<<<<

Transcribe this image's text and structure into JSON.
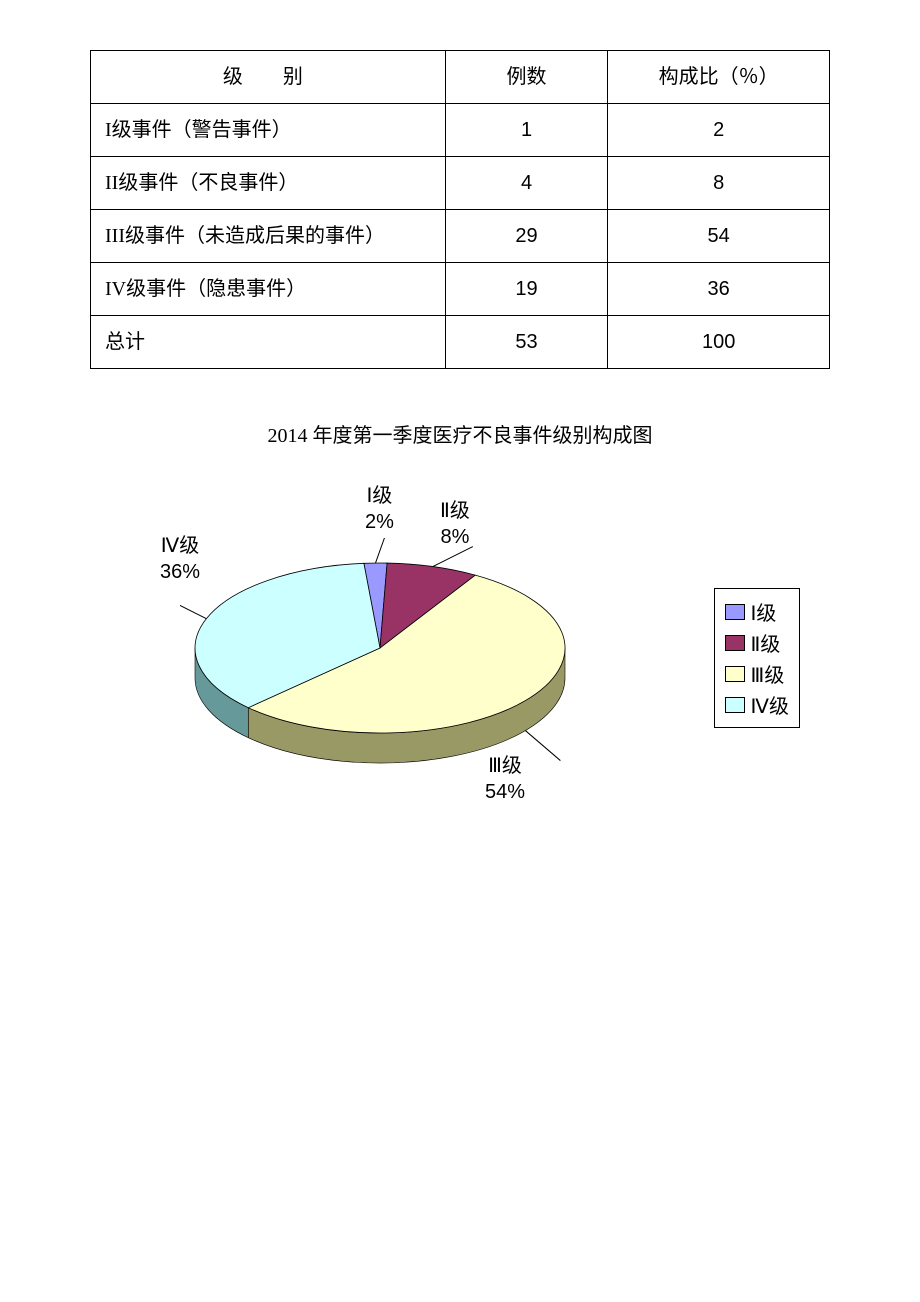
{
  "table": {
    "columns": [
      "级　别",
      "例数",
      "构成比（％）"
    ],
    "rows": [
      [
        "I级事件（警告事件）",
        "1",
        "2"
      ],
      [
        "II级事件（不良事件）",
        "4",
        "8"
      ],
      [
        "III级事件（未造成后果的事件）",
        "29",
        "54"
      ],
      [
        "IV级事件（隐患事件）",
        "19",
        "36"
      ],
      [
        "总计",
        "53",
        "100"
      ]
    ]
  },
  "chart": {
    "title": "2014 年度第一季度医疗不良事件级别构成图",
    "type": "pie",
    "slices": [
      {
        "label": "Ⅰ级",
        "percent": 2,
        "percent_label": "2%",
        "color": "#9999ff",
        "side_color": "#6666cc"
      },
      {
        "label": "Ⅱ级",
        "percent": 8,
        "percent_label": "8%",
        "color": "#993366",
        "side_color": "#662244"
      },
      {
        "label": "Ⅲ级",
        "percent": 54,
        "percent_label": "54%",
        "color": "#ffffcc",
        "side_color": "#999966"
      },
      {
        "label": "Ⅳ级",
        "percent": 36,
        "percent_label": "36%",
        "color": "#ccffff",
        "side_color": "#669999"
      }
    ],
    "legend_items": [
      {
        "label": "Ⅰ级",
        "color": "#9999ff"
      },
      {
        "label": "Ⅱ级",
        "color": "#993366"
      },
      {
        "label": "Ⅲ级",
        "color": "#ffffcc"
      },
      {
        "label": "Ⅳ级",
        "color": "#ccffff"
      }
    ],
    "slice_labels": {
      "l0": "Ⅰ级",
      "p0": "2%",
      "l1": "Ⅱ级",
      "p1": "8%",
      "l2": "Ⅲ级",
      "p2": "54%",
      "l3": "Ⅳ级",
      "p3": "36%"
    }
  }
}
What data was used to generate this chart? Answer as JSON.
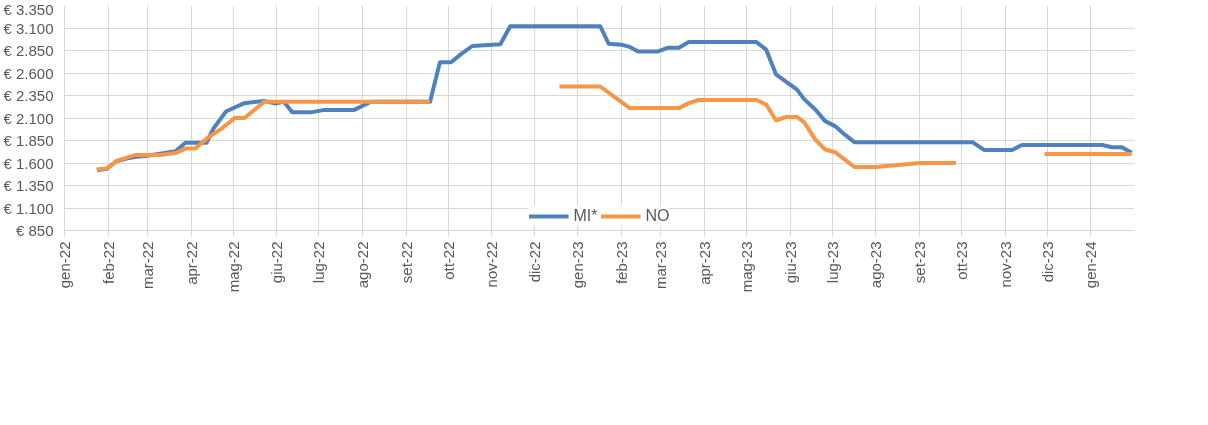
{
  "chart_data": {
    "type": "line",
    "xlim": [
      "2022-01-01",
      "2024-02-01"
    ],
    "xticks": [
      {
        "value": "2022-01-01",
        "label": "gen-22"
      },
      {
        "value": "2022-02-01",
        "label": "feb-22"
      },
      {
        "value": "2022-03-01",
        "label": "mar-22"
      },
      {
        "value": "2022-04-01",
        "label": "apr-22"
      },
      {
        "value": "2022-05-01",
        "label": "mag-22"
      },
      {
        "value": "2022-06-01",
        "label": "giu-22"
      },
      {
        "value": "2022-07-01",
        "label": "lug-22"
      },
      {
        "value": "2022-08-01",
        "label": "ago-22"
      },
      {
        "value": "2022-09-01",
        "label": "set-22"
      },
      {
        "value": "2022-10-01",
        "label": "ott-22"
      },
      {
        "value": "2022-11-01",
        "label": "nov-22"
      },
      {
        "value": "2022-12-01",
        "label": "dic-22"
      },
      {
        "value": "2023-01-01",
        "label": "gen-23"
      },
      {
        "value": "2023-02-01",
        "label": "feb-23"
      },
      {
        "value": "2023-03-01",
        "label": "mar-23"
      },
      {
        "value": "2023-04-01",
        "label": "apr-23"
      },
      {
        "value": "2023-05-01",
        "label": "mag-23"
      },
      {
        "value": "2023-06-01",
        "label": "giu-23"
      },
      {
        "value": "2023-07-01",
        "label": "lug-23"
      },
      {
        "value": "2023-08-01",
        "label": "ago-23"
      },
      {
        "value": "2023-09-01",
        "label": "set-23"
      },
      {
        "value": "2023-10-01",
        "label": "ott-23"
      },
      {
        "value": "2023-11-01",
        "label": "nov-23"
      },
      {
        "value": "2023-12-01",
        "label": "dic-23"
      },
      {
        "value": "2024-01-01",
        "label": "gen-24"
      }
    ],
    "ylim": [
      850,
      3350
    ],
    "yticks": [
      {
        "value": 850,
        "label": "€ 850"
      },
      {
        "value": 1100,
        "label": "€ 1.100"
      },
      {
        "value": 1350,
        "label": "€ 1.350"
      },
      {
        "value": 1600,
        "label": "€ 1.600"
      },
      {
        "value": 1850,
        "label": "€ 1.850"
      },
      {
        "value": 2100,
        "label": "€ 2.100"
      },
      {
        "value": 2350,
        "label": "€ 2.350"
      },
      {
        "value": 2600,
        "label": "€ 2.600"
      },
      {
        "value": 2850,
        "label": "€ 2.850"
      },
      {
        "value": 3100,
        "label": "€ 3.100"
      },
      {
        "value": 3350,
        "label": "€ 3.350"
      }
    ],
    "grid": true,
    "legend": "bottom",
    "marker": "none",
    "line_style": "solid",
    "series": [
      {
        "name": "MI*",
        "color": "#4f81bd",
        "x": [
          "2022-01-24",
          "2022-01-31",
          "2022-02-07",
          "2022-02-14",
          "2022-02-21",
          "2022-03-01",
          "2022-03-21",
          "2022-03-28",
          "2022-04-12",
          "2022-04-17",
          "2022-04-26",
          "2022-05-09",
          "2022-05-23",
          "2022-05-31",
          "2022-06-06",
          "2022-06-12",
          "2022-06-26",
          "2022-07-05",
          "2022-07-26",
          "2022-08-07",
          "2022-09-18",
          "2022-09-25",
          "2022-10-03",
          "2022-10-10",
          "2022-10-18",
          "2022-11-07",
          "2022-11-14",
          "2023-01-17",
          "2023-01-23",
          "2023-02-01",
          "2023-02-07",
          "2023-02-13",
          "2023-02-27",
          "2023-03-06",
          "2023-03-14",
          "2023-03-21",
          "2023-05-08",
          "2023-05-15",
          "2023-05-22",
          "2023-06-06",
          "2023-06-11",
          "2023-06-19",
          "2023-06-26",
          "2023-07-03",
          "2023-07-10",
          "2023-07-17",
          "2023-10-09",
          "2023-10-17",
          "2023-11-06",
          "2023-11-13",
          "2024-01-09",
          "2024-01-16",
          "2024-01-23",
          "2024-01-30"
        ],
        "values": [
          1520,
          1535,
          1620,
          1650,
          1670,
          1680,
          1730,
          1825,
          1825,
          1985,
          2175,
          2265,
          2290,
          2260,
          2280,
          2165,
          2165,
          2190,
          2190,
          2280,
          2280,
          2720,
          2720,
          2810,
          2900,
          2920,
          3120,
          3120,
          2925,
          2915,
          2890,
          2840,
          2840,
          2880,
          2880,
          2945,
          2945,
          2860,
          2585,
          2415,
          2310,
          2195,
          2065,
          2010,
          1915,
          1830,
          1830,
          1745,
          1745,
          1800,
          1800,
          1775,
          1775,
          1715
        ]
      },
      {
        "name": "NO",
        "color": "#f79646",
        "x": [
          "2022-01-24",
          "2022-01-31",
          "2022-02-07",
          "2022-02-14",
          "2022-02-21",
          "2022-03-10",
          "2022-03-21",
          "2022-03-28",
          "2022-04-04",
          "2022-04-12",
          "2022-04-23",
          "2022-05-02",
          "2022-05-09",
          "2022-05-23",
          "2022-09-18",
          "2022-10-20",
          "2022-12-19",
          "2023-01-17",
          "2023-02-07",
          "2023-03-14",
          "2023-03-21",
          "2023-03-28",
          "2023-05-08",
          "2023-05-15",
          "2023-05-22",
          "2023-05-29",
          "2023-06-06",
          "2023-06-11",
          "2023-06-19",
          "2023-06-26",
          "2023-07-03",
          "2023-07-17",
          "2023-08-01",
          "2023-09-01",
          "2023-09-27",
          "2023-10-30",
          "2023-11-29",
          "2024-01-30"
        ],
        "values": [
          1530,
          1540,
          1620,
          1660,
          1690,
          1690,
          1710,
          1760,
          1760,
          1870,
          1985,
          2100,
          2100,
          2280,
          2280,
          null,
          2450,
          2450,
          2210,
          2210,
          2265,
          2300,
          2300,
          2250,
          2075,
          2110,
          2110,
          2055,
          1860,
          1750,
          1720,
          1555,
          1555,
          1600,
          1600,
          null,
          1700,
          1700
        ]
      }
    ]
  }
}
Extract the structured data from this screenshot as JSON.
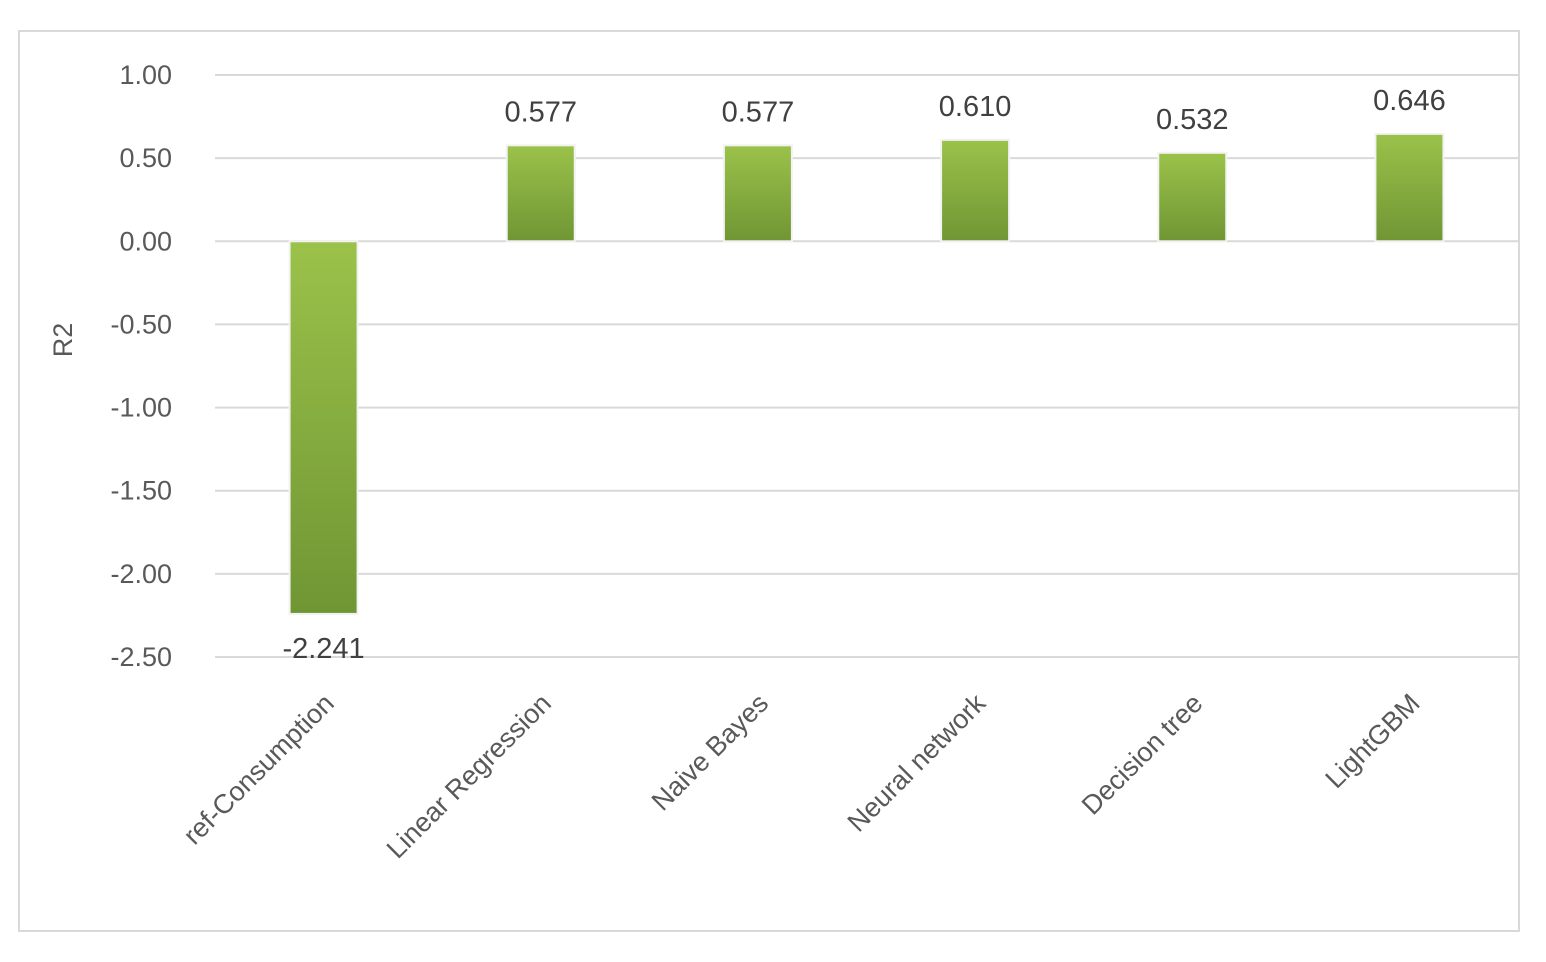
{
  "chart_data": {
    "type": "bar",
    "categories": [
      "ref-Consumption",
      "Linear Regression",
      "Naive Bayes",
      "Neural network",
      "Decision tree",
      "LightGBM"
    ],
    "values": [
      -2.241,
      0.577,
      0.577,
      0.61,
      0.532,
      0.646
    ],
    "data_labels": [
      "-2.241",
      "0.577",
      "0.577",
      "0.610",
      "0.532",
      "0.646"
    ],
    "ylabel": "R2",
    "xlabel": "",
    "ylim": [
      -2.5,
      1.0
    ],
    "yticks": [
      "1.00",
      "0.50",
      "0.00",
      "-0.50",
      "-1.00",
      "-1.50",
      "-2.00",
      "-2.50"
    ],
    "ytick_values": [
      1.0,
      0.5,
      0.0,
      -0.5,
      -1.0,
      -1.5,
      -2.0,
      -2.5
    ],
    "grid": true,
    "legend": "none",
    "bar_color_top": "#9bc24a",
    "bar_color_bottom": "#6f9634"
  }
}
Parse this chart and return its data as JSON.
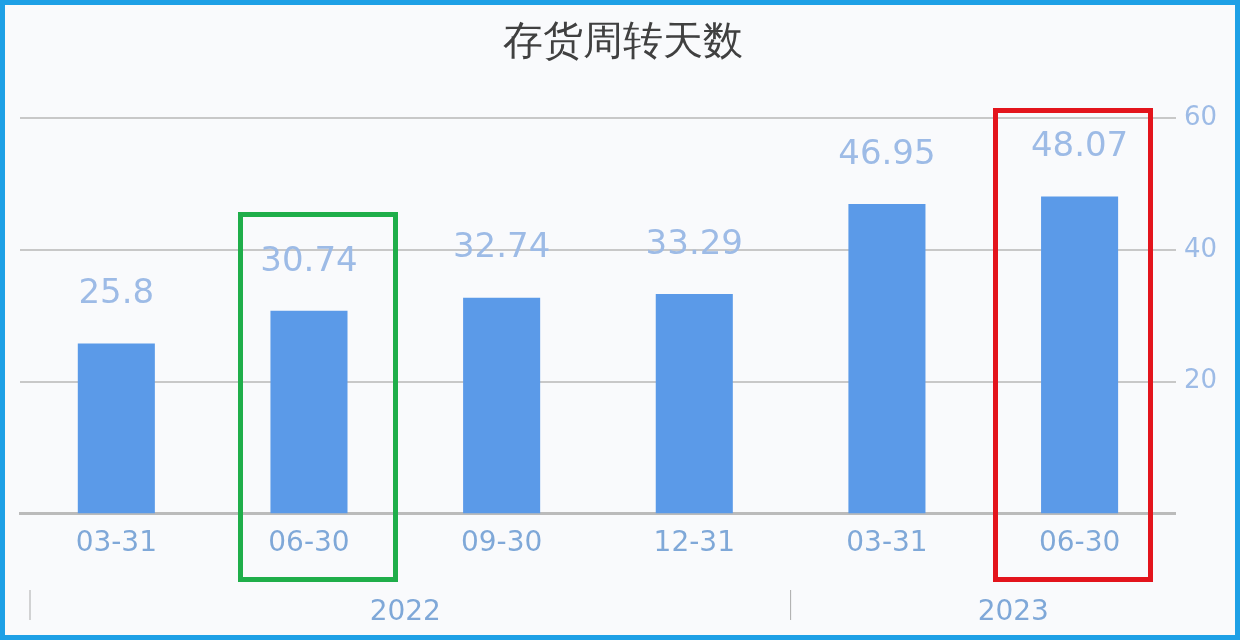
{
  "chart_data": {
    "type": "bar",
    "title": "存货周转天数",
    "categories": [
      "03-31",
      "06-30",
      "09-30",
      "12-31",
      "03-31",
      "06-30"
    ],
    "values": [
      25.8,
      30.74,
      32.74,
      33.29,
      46.95,
      48.07
    ],
    "color": "#5b9ae8",
    "ylim": [
      0,
      60
    ],
    "yticks": [
      20,
      40,
      60
    ],
    "grid": "y",
    "data_labels": true,
    "annotations": [
      "2022",
      "2023"
    ]
  }
}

>>>>

Work to be completed >> Extract only the lines from the line containing "Parse this chart and return its data as JSON." through the final line of the listing above, unchanged; pictures stay out of the copy.

The output >>
Parse this chart and return its data as JSON.
{
  "chart_data": {
    "type": "bar",
    "title": "存货周转天数",
    "categories": [
      "03-31",
      "06-30",
      "09-30",
      "12-31",
      "03-31",
      "06-30"
    ],
    "values": [
      25.8,
      30.74,
      32.74,
      33.29,
      46.95,
      48.07
    ],
    "color": "#5b9ae8",
    "ylim": [
      0,
      60
    ],
    "yticks": [
      20,
      40,
      60
    ],
    "grid": "y",
    "data_labels": true,
    "annotations": [
      "2022",
      "2023"
    ]
  }
}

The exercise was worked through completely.